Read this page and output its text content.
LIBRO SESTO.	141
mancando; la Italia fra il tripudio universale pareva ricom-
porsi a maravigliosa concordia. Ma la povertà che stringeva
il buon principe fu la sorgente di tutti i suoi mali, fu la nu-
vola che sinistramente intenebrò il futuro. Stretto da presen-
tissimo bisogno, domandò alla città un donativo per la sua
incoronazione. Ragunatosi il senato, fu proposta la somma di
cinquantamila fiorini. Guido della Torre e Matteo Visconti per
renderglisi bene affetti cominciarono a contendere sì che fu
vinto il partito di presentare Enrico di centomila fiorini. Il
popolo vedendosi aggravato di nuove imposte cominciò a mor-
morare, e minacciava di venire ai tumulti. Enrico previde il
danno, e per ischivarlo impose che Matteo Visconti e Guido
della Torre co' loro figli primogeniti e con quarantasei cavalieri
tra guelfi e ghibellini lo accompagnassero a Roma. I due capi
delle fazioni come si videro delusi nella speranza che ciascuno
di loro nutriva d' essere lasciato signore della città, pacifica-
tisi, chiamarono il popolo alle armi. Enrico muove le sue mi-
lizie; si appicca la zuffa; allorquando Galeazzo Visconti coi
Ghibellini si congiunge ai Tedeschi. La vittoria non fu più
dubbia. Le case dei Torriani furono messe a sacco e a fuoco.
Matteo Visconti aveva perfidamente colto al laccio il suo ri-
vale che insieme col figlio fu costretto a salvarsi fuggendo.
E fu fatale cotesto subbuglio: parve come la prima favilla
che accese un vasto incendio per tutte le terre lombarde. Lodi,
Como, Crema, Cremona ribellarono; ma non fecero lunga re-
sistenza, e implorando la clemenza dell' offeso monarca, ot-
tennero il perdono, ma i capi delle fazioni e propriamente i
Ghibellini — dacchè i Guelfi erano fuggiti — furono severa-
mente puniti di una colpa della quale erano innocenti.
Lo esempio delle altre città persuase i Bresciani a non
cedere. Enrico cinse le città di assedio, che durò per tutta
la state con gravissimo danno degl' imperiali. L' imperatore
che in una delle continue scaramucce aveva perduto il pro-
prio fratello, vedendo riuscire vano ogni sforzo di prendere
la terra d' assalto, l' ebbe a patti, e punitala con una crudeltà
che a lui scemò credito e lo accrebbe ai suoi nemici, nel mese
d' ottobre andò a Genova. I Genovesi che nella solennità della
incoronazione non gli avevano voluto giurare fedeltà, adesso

---

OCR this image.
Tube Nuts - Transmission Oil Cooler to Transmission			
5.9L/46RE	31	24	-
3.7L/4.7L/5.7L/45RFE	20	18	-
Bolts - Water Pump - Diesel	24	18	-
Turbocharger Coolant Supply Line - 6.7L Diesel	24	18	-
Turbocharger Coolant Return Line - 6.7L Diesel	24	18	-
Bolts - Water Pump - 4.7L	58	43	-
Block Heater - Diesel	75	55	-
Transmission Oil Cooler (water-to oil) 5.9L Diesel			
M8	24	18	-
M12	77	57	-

#### Brief:
Among the lines above, determine how many hold the word "this"; report the figure alone.

#### Written response:
2